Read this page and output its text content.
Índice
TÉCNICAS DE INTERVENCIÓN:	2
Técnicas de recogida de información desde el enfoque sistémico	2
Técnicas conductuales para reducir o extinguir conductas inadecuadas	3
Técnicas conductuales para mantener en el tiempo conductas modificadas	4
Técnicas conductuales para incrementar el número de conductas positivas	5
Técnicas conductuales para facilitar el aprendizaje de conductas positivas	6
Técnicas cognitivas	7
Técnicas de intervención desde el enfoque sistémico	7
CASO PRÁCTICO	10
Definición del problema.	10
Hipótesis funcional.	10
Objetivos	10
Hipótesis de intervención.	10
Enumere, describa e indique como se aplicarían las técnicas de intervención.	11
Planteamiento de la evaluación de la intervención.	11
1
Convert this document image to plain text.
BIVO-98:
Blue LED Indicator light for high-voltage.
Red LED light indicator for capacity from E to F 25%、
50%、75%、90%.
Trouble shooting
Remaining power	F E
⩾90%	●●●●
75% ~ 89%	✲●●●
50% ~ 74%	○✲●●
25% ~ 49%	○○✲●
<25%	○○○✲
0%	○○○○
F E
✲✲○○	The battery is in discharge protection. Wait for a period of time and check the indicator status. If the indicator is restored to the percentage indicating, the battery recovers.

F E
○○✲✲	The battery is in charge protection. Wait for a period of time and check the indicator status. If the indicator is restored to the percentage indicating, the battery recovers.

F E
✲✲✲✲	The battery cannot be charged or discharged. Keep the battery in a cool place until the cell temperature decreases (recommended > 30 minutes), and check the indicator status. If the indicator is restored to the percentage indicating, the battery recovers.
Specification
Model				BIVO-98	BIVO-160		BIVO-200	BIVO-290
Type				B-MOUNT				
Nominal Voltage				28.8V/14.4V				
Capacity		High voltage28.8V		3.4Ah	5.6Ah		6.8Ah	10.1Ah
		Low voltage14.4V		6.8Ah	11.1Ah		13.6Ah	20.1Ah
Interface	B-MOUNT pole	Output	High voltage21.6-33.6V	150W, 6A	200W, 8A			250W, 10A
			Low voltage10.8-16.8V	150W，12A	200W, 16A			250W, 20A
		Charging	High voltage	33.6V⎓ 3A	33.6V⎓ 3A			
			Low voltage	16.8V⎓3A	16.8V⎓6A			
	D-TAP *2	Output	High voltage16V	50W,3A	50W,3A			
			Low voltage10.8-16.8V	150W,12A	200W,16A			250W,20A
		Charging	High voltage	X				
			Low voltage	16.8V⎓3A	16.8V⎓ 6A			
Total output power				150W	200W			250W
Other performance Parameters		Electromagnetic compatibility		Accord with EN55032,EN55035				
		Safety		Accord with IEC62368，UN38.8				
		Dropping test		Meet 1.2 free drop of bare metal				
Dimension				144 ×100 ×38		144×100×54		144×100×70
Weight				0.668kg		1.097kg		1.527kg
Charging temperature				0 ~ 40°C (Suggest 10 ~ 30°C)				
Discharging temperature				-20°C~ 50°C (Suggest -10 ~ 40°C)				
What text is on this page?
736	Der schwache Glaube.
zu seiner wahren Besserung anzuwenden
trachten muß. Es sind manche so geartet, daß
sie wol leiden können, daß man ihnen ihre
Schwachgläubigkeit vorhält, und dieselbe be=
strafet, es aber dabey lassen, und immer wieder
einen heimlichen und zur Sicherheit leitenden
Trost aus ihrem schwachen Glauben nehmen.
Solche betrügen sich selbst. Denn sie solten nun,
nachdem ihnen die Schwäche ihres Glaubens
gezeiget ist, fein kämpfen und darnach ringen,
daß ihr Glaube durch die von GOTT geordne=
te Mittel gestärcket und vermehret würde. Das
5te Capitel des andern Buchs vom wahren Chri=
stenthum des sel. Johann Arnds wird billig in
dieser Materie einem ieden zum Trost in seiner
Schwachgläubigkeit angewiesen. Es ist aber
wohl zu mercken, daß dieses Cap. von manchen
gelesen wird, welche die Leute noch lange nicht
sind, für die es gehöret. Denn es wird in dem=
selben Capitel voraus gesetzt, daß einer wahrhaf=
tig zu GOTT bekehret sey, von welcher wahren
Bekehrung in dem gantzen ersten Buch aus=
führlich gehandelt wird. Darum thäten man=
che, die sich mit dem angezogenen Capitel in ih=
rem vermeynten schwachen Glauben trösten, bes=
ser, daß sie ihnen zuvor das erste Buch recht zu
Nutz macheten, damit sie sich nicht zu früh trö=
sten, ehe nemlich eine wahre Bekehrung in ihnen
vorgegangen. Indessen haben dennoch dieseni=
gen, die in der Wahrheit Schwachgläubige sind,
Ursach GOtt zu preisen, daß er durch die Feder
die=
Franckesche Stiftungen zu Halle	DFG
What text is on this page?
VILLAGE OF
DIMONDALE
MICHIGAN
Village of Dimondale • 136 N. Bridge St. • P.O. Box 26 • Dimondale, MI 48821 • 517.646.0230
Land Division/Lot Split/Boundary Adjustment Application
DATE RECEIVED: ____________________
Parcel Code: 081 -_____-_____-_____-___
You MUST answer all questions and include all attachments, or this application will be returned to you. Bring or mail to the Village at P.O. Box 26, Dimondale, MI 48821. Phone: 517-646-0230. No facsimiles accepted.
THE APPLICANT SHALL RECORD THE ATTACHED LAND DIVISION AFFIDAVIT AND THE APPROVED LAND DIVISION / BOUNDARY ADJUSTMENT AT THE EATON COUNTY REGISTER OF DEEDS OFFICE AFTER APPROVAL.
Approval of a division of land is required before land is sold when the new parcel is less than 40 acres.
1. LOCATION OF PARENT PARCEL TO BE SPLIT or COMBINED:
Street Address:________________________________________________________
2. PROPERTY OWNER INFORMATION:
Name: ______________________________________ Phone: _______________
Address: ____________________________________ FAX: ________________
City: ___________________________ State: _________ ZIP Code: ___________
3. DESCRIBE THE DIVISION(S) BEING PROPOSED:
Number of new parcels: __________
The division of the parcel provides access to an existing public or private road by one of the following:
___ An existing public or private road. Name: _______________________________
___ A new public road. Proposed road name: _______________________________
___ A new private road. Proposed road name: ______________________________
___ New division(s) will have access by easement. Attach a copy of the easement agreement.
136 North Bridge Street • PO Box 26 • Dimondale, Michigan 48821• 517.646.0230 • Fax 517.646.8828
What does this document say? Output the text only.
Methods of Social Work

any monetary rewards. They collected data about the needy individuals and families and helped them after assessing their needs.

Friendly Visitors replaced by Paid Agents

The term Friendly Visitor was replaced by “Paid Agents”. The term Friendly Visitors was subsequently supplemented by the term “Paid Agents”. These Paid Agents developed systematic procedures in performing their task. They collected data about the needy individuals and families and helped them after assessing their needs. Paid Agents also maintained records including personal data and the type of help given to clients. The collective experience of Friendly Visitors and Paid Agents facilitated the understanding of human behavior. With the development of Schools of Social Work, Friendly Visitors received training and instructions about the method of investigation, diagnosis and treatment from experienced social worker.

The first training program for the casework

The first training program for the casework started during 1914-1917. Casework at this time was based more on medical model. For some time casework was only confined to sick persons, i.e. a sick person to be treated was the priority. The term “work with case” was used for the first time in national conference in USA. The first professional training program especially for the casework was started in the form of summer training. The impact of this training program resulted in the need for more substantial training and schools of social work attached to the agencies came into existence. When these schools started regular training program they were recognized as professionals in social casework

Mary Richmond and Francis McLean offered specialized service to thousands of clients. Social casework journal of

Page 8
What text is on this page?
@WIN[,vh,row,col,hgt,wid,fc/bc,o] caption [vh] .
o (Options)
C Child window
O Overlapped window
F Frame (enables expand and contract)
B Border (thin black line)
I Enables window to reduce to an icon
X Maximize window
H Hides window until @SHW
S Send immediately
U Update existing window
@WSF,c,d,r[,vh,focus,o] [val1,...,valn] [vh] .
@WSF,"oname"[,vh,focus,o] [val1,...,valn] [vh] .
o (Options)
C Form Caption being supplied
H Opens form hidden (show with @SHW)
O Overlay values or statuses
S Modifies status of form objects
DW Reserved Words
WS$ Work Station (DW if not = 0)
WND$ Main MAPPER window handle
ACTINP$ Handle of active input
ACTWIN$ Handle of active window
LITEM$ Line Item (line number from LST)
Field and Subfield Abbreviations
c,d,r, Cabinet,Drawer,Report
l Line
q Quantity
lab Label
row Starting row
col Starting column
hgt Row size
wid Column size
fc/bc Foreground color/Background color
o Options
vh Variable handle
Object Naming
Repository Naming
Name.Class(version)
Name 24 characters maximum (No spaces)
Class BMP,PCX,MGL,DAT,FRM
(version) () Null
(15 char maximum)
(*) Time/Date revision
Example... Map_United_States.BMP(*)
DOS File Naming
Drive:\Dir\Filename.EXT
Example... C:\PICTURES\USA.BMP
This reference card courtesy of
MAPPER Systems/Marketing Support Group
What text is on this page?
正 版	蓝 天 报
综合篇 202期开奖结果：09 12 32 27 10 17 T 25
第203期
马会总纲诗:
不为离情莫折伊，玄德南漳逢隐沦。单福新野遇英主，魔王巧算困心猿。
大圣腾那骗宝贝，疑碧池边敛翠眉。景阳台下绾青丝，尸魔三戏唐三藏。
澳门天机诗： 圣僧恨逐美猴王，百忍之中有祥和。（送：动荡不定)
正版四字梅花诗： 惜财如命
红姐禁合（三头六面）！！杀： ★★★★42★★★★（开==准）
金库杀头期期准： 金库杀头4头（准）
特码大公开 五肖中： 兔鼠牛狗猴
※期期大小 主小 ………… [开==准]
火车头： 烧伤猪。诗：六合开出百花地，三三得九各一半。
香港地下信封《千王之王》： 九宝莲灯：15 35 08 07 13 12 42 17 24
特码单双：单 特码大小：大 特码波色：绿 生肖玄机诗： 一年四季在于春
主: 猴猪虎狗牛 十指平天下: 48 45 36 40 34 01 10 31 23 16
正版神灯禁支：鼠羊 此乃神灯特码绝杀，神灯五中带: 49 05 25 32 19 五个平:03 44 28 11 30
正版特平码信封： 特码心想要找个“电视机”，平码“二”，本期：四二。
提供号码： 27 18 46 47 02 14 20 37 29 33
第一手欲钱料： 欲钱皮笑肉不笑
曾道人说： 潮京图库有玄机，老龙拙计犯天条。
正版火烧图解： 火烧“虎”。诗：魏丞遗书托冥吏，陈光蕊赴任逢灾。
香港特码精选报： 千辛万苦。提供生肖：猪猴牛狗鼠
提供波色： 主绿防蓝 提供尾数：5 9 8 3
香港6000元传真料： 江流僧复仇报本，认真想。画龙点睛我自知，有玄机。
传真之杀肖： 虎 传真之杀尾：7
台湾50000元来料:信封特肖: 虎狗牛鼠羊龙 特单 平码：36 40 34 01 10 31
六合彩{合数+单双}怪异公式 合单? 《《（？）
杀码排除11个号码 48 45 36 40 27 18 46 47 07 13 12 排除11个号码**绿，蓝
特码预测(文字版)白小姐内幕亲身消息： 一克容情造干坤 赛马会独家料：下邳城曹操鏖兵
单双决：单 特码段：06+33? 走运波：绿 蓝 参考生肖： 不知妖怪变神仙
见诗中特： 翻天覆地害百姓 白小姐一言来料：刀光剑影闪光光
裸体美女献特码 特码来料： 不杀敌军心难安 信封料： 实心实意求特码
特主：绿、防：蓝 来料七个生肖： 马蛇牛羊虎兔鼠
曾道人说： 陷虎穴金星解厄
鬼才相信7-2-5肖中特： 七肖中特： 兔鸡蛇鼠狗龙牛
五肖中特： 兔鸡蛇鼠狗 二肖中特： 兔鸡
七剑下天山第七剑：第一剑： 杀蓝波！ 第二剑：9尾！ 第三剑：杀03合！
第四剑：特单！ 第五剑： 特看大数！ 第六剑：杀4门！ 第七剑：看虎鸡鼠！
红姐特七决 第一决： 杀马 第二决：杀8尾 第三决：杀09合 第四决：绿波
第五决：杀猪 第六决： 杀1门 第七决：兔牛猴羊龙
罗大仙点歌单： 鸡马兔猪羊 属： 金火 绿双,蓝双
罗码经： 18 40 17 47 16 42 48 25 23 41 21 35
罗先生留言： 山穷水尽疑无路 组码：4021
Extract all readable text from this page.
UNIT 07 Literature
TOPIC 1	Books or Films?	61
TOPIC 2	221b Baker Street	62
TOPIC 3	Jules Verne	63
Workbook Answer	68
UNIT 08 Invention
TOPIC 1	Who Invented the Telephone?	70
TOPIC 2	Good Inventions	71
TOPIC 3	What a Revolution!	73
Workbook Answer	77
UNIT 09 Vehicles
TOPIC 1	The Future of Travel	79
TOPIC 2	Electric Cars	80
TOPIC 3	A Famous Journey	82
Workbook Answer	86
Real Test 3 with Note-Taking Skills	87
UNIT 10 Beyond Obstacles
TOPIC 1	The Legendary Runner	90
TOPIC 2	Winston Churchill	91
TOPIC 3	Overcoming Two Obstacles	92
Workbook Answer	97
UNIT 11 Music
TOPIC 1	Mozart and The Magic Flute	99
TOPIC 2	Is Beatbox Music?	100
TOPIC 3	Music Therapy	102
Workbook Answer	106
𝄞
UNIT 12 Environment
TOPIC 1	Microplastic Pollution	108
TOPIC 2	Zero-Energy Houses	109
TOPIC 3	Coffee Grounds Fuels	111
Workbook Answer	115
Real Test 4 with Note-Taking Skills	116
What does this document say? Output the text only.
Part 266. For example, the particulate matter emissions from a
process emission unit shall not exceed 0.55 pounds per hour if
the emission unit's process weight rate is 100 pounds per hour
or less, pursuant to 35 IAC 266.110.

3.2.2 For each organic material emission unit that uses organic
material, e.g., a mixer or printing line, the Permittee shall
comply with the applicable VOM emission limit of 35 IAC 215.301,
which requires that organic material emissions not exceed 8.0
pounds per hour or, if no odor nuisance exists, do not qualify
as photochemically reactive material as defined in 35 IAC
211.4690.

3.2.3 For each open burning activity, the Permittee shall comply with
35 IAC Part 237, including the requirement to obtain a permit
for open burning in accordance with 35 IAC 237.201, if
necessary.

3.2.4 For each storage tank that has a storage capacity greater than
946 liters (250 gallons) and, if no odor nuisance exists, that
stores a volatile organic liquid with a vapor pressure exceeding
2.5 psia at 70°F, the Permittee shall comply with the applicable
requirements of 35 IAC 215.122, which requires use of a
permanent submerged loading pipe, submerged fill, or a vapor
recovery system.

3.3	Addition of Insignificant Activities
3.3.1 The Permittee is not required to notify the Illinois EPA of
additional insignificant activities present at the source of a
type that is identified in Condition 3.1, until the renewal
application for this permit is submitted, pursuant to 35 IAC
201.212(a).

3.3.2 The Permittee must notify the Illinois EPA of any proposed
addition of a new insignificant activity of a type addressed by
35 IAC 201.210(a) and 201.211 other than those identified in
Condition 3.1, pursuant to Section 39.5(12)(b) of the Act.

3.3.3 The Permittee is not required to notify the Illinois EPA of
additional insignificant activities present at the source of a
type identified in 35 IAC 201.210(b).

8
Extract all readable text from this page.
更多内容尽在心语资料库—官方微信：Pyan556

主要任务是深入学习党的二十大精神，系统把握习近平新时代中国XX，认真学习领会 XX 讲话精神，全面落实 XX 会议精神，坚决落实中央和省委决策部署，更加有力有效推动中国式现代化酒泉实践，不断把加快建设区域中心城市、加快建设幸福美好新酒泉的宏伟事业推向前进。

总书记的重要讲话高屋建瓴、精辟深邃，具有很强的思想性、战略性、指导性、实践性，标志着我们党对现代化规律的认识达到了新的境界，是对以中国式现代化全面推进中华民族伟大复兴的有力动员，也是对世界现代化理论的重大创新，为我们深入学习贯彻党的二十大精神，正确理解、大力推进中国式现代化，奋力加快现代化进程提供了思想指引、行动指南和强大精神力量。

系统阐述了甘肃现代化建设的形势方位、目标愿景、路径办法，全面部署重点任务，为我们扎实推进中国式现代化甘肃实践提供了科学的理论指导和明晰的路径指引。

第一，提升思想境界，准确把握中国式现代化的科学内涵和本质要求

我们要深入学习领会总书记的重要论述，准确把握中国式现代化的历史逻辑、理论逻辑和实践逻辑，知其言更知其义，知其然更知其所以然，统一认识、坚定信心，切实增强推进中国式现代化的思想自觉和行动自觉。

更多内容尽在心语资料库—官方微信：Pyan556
*-*-*
* _REQUIREMENT_:
Reply with one number only: how many lines of the listing hold "wird"?

* _TASK RESPONSE_:
4